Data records
-=-=-
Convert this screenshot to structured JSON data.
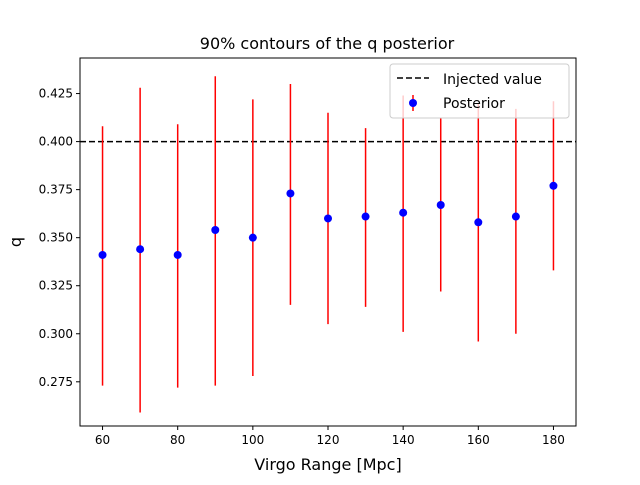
{
  "chart_data": {
    "type": "scatter",
    "title": "90% contours of the q  posterior",
    "xlabel": "Virgo Range [Mpc]",
    "ylabel": "q",
    "xlim": [
      54,
      186
    ],
    "ylim": [
      0.252,
      0.4435
    ],
    "x_ticks": [
      60,
      80,
      100,
      120,
      140,
      160,
      180
    ],
    "y_ticks": [
      0.275,
      0.3,
      0.325,
      0.35,
      0.375,
      0.4,
      0.425
    ],
    "x_tick_labels": [
      "60",
      "80",
      "100",
      "120",
      "140",
      "160",
      "180"
    ],
    "y_tick_labels": [
      "0.275",
      "0.300",
      "0.325",
      "0.350",
      "0.375",
      "0.400",
      "0.425"
    ],
    "grid": false,
    "legend_position": "top-right",
    "injected_value": 0.4,
    "series": [
      {
        "name": "Posterior",
        "marker_color": "#0000ff",
        "errorbar_color": "#ff0000",
        "x": [
          60,
          70,
          80,
          90,
          100,
          110,
          120,
          130,
          140,
          150,
          160,
          170,
          180
        ],
        "y": [
          0.341,
          0.344,
          0.341,
          0.354,
          0.35,
          0.373,
          0.36,
          0.361,
          0.363,
          0.367,
          0.358,
          0.361,
          0.377
        ],
        "lower": [
          0.273,
          0.259,
          0.272,
          0.273,
          0.278,
          0.315,
          0.305,
          0.314,
          0.301,
          0.322,
          0.296,
          0.3,
          0.333
        ],
        "upper": [
          0.408,
          0.428,
          0.409,
          0.434,
          0.422,
          0.43,
          0.415,
          0.407,
          0.424,
          0.412,
          0.42,
          0.417,
          0.421
        ]
      }
    ],
    "legend": [
      {
        "label": "Injected value",
        "style": "dashed-line",
        "color": "#000000"
      },
      {
        "label": "Posterior",
        "style": "marker",
        "color": "#0000ff"
      }
    ]
  }
}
-=-=-
» WORK TO COMPLETE:
Write the records out once more, exactly as they appear, with no pictures.

» RESPONSE TO THIS TASK:
Convert this screenshot to structured JSON data.
{
  "chart_data": {
    "type": "scatter",
    "title": "90% contours of the q  posterior",
    "xlabel": "Virgo Range [Mpc]",
    "ylabel": "q",
    "xlim": [
      54,
      186
    ],
    "ylim": [
      0.252,
      0.4435
    ],
    "x_ticks": [
      60,
      80,
      100,
      120,
      140,
      160,
      180
    ],
    "y_ticks": [
      0.275,
      0.3,
      0.325,
      0.35,
      0.375,
      0.4,
      0.425
    ],
    "x_tick_labels": [
      "60",
      "80",
      "100",
      "120",
      "140",
      "160",
      "180"
    ],
    "y_tick_labels": [
      "0.275",
      "0.300",
      "0.325",
      "0.350",
      "0.375",
      "0.400",
      "0.425"
    ],
    "grid": false,
    "legend_position": "top-right",
    "injected_value": 0.4,
    "series": [
      {
        "name": "Posterior",
        "marker_color": "#0000ff",
        "errorbar_color": "#ff0000",
        "x": [
          60,
          70,
          80,
          90,
          100,
          110,
          120,
          130,
          140,
          150,
          160,
          170,
          180
        ],
        "y": [
          0.341,
          0.344,
          0.341,
          0.354,
          0.35,
          0.373,
          0.36,
          0.361,
          0.363,
          0.367,
          0.358,
          0.361,
          0.377
        ],
        "lower": [
          0.273,
          0.259,
          0.272,
          0.273,
          0.278,
          0.315,
          0.305,
          0.314,
          0.301,
          0.322,
          0.296,
          0.3,
          0.333
        ],
        "upper": [
          0.408,
          0.428,
          0.409,
          0.434,
          0.422,
          0.43,
          0.415,
          0.407,
          0.424,
          0.412,
          0.42,
          0.417,
          0.421
        ]
      }
    ],
    "legend": [
      {
        "label": "Injected value",
        "style": "dashed-line",
        "color": "#000000"
      },
      {
        "label": "Posterior",
        "style": "marker",
        "color": "#0000ff"
      }
    ]
  }
}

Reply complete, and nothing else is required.